| Records shown |
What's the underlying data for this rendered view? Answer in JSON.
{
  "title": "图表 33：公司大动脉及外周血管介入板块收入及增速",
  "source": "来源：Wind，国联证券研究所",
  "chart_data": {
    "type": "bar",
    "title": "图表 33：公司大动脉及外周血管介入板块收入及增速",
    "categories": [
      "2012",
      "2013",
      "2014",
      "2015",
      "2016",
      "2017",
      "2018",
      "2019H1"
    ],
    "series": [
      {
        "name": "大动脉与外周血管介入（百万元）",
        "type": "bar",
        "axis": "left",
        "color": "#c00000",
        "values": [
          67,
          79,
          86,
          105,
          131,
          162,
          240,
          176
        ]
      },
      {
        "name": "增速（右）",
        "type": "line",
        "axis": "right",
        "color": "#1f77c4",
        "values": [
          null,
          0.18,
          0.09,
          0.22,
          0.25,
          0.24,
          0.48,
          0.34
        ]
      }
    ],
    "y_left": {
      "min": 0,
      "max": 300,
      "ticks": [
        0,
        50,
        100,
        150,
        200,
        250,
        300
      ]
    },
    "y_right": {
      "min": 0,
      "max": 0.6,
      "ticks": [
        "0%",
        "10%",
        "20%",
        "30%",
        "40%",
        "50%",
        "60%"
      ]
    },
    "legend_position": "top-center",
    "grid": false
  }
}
...
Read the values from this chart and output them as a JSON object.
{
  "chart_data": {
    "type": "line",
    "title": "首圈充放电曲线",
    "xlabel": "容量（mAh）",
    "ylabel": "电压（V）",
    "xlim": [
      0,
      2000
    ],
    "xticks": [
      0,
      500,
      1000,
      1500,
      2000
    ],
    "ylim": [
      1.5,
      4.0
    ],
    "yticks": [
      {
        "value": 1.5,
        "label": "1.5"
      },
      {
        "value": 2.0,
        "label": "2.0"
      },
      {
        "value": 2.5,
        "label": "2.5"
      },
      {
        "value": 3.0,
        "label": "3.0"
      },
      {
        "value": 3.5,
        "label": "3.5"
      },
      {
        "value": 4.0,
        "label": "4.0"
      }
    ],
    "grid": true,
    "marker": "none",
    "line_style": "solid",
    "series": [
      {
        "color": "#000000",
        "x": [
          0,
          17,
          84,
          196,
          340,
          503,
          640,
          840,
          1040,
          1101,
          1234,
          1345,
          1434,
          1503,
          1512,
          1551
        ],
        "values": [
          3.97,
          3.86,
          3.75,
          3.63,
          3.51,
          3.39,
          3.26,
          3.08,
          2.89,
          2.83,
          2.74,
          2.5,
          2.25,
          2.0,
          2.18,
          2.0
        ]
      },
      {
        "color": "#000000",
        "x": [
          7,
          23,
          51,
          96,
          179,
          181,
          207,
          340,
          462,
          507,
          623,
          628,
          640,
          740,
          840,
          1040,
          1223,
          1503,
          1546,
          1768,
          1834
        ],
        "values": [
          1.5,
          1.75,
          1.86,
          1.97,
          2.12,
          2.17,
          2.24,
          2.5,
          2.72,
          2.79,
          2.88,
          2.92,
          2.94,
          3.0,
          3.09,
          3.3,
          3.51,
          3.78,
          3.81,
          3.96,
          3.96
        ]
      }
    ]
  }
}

| Directions for this task |
Copy every line that contains the string "JSON".

| The result |
What's the underlying data for this rendered view? Answer in JSON.
Read the values from this chart and output them as a JSON object.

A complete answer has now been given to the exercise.